### Exercise requirements
Output the material below unchanged, apart from leaving out the pictures.

---------- Data for the task

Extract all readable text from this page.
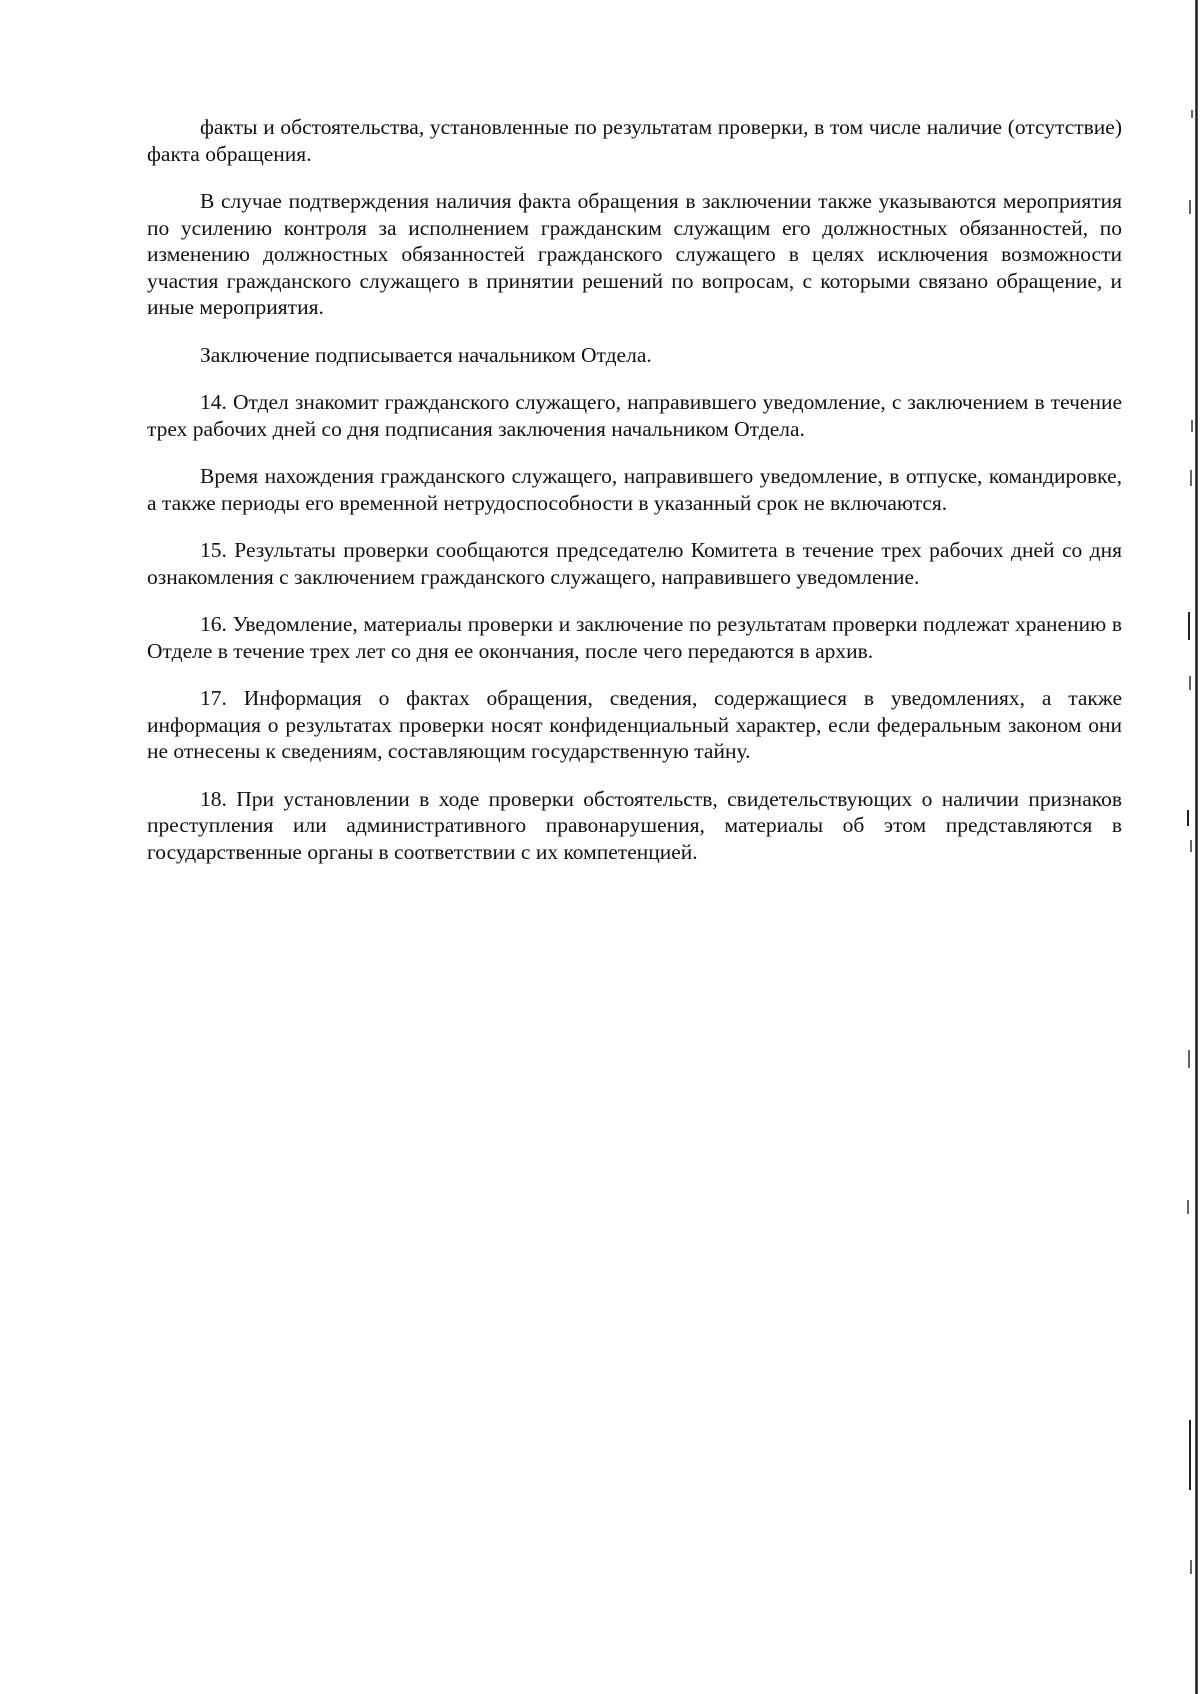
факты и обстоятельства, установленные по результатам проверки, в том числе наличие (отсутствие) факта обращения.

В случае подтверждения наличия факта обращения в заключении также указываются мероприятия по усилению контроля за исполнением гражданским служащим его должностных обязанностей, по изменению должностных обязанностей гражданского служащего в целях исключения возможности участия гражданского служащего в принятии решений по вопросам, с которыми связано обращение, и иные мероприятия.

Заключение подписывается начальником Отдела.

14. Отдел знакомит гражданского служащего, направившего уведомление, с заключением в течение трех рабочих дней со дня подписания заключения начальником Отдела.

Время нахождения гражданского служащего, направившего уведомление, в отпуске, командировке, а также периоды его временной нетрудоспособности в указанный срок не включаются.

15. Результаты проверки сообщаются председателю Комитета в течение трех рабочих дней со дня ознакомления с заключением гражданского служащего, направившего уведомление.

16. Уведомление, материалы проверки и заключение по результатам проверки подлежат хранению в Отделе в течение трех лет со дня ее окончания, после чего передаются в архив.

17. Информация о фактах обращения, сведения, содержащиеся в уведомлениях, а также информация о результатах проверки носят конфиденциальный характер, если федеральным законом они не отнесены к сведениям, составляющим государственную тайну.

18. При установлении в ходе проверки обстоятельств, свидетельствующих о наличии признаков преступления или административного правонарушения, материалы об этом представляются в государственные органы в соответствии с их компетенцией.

--------------------

### Worked solution
Extract all readable text from this page.
факты и обстоятельства, установленные по результатам проверки, в том числе наличие (отсутствие) факта обращения.

В случае подтверждения наличия факта обращения в заключении также указываются мероприятия по усилению контроля за исполнением гражданским служащим его должностных обязанностей, по изменению должностных обязанностей гражданского служащего в целях исключения возможности участия гражданского служащего в принятии решений по вопросам, с которыми связано обращение, и иные мероприятия.

Заключение подписывается начальником Отдела.

14. Отдел знакомит гражданского служащего, направившего уведомление, с заключением в течение трех рабочих дней со дня подписания заключения начальником Отдела.

Время нахождения гражданского служащего, направившего уведомление, в отпуске, командировке, а также периоды его временной нетрудоспособности в указанный срок не включаются.

15. Результаты проверки сообщаются председателю Комитета в течение трех рабочих дней со дня ознакомления с заключением гражданского служащего, направившего уведомление.

16. Уведомление, материалы проверки и заключение по результатам проверки подлежат хранению в Отделе в течение трех лет со дня ее окончания, после чего передаются в архив.

17. Информация о фактах обращения, сведения, содержащиеся в уведомлениях, а также информация о результатах проверки носят конфиденциальный характер, если федеральным законом они не отнесены к сведениям, составляющим государственную тайну.

18. При установлении в ходе проверки обстоятельств, свидетельствующих о наличии признаков преступления или административного правонарушения, материалы об этом представляются в государственные органы в соответствии с их компетенцией.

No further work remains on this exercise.